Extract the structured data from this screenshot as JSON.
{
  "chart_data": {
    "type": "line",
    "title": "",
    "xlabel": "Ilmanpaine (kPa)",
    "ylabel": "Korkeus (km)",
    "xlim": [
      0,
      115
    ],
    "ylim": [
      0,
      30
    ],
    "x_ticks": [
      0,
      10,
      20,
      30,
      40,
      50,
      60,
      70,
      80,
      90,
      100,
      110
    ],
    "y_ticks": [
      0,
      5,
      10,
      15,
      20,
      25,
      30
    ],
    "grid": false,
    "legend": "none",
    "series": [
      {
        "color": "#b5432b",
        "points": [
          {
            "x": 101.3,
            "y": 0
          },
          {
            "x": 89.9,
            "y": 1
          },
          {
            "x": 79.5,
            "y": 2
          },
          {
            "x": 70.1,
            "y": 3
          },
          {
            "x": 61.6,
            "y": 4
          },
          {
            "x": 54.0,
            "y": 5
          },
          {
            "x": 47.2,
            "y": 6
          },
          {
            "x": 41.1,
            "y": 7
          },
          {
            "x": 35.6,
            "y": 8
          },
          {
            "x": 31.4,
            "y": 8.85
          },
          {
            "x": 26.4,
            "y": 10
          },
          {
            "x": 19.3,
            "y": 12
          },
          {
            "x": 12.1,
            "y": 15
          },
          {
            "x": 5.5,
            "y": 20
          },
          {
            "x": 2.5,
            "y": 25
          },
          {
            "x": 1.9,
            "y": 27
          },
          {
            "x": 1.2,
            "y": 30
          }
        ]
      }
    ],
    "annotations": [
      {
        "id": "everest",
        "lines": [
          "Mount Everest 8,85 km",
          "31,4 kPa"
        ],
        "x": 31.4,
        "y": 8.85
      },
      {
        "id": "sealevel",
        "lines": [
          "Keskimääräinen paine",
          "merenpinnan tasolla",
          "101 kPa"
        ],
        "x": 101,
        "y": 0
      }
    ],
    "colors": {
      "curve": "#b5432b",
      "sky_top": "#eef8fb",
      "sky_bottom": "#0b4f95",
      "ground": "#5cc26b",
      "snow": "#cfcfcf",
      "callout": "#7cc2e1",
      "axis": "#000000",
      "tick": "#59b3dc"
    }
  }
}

• • • • •

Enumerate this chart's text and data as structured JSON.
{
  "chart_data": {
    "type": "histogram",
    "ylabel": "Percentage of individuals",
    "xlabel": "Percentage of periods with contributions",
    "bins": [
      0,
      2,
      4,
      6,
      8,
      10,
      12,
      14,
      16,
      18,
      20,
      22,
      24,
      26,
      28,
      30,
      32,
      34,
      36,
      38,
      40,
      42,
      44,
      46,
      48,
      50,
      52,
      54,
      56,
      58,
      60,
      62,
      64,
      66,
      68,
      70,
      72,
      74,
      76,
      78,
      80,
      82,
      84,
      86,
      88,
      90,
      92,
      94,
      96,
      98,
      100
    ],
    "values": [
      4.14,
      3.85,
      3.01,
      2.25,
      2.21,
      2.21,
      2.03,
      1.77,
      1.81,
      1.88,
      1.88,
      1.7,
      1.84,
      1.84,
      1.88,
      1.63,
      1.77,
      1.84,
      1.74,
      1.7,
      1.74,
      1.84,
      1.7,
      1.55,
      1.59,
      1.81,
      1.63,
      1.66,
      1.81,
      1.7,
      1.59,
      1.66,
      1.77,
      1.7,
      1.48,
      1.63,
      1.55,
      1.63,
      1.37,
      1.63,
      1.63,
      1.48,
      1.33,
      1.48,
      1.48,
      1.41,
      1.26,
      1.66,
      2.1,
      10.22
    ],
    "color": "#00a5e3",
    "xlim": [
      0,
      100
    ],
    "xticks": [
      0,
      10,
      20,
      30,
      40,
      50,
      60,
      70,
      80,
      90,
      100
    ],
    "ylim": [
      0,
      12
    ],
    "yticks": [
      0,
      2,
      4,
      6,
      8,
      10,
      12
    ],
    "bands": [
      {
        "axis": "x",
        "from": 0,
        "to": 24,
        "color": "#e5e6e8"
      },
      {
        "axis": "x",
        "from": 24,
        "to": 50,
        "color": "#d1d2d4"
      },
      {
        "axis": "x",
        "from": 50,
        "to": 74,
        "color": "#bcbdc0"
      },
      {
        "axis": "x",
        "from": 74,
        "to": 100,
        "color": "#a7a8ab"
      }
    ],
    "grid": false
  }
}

• • • • •

- SET TASK -
Collect every line with the string "Percentage" from the records, and copy each.

- RESPONSE -
    "ylabel": "Percentage of individuals",
    "xlabel": "Percentage of periods with contributions",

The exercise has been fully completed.